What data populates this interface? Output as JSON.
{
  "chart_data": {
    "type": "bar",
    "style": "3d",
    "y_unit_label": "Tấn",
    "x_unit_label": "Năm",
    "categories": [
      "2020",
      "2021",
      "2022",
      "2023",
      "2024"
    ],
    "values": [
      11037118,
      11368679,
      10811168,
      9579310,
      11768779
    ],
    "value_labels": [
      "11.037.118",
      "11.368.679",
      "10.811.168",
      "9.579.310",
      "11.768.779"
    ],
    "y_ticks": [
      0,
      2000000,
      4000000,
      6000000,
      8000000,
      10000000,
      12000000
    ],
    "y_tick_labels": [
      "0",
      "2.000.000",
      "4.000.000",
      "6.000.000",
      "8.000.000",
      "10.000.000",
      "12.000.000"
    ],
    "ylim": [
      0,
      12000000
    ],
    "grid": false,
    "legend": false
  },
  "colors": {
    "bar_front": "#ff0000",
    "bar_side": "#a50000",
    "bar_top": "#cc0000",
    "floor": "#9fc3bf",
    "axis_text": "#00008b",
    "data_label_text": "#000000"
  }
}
______________________________
▸ PROBLEM DETAILS
All of the data must be returned exactly.

▸ EXPECTED OUTPUT
What data populates this interface? Output as JSON.
{
  "chart_data": {
    "type": "bar",
    "style": "3d",
    "y_unit_label": "Tấn",
    "x_unit_label": "Năm",
    "categories": [
      "2020",
      "2021",
      "2022",
      "2023",
      "2024"
    ],
    "values": [
      11037118,
      11368679,
      10811168,
      9579310,
      11768779
    ],
    "value_labels": [
      "11.037.118",
      "11.368.679",
      "10.811.168",
      "9.579.310",
      "11.768.779"
    ],
    "y_ticks": [
      0,
      2000000,
      4000000,
      6000000,
      8000000,
      10000000,
      12000000
    ],
    "y_tick_labels": [
      "0",
      "2.000.000",
      "4.000.000",
      "6.000.000",
      "8.000.000",
      "10.000.000",
      "12.000.000"
    ],
    "ylim": [
      0,
      12000000
    ],
    "grid": false,
    "legend": false
  },
  "colors": {
    "bar_front": "#ff0000",
    "bar_side": "#a50000",
    "bar_top": "#cc0000",
    "floor": "#9fc3bf",
    "axis_text": "#00008b",
    "data_label_text": "#000000"
  }
}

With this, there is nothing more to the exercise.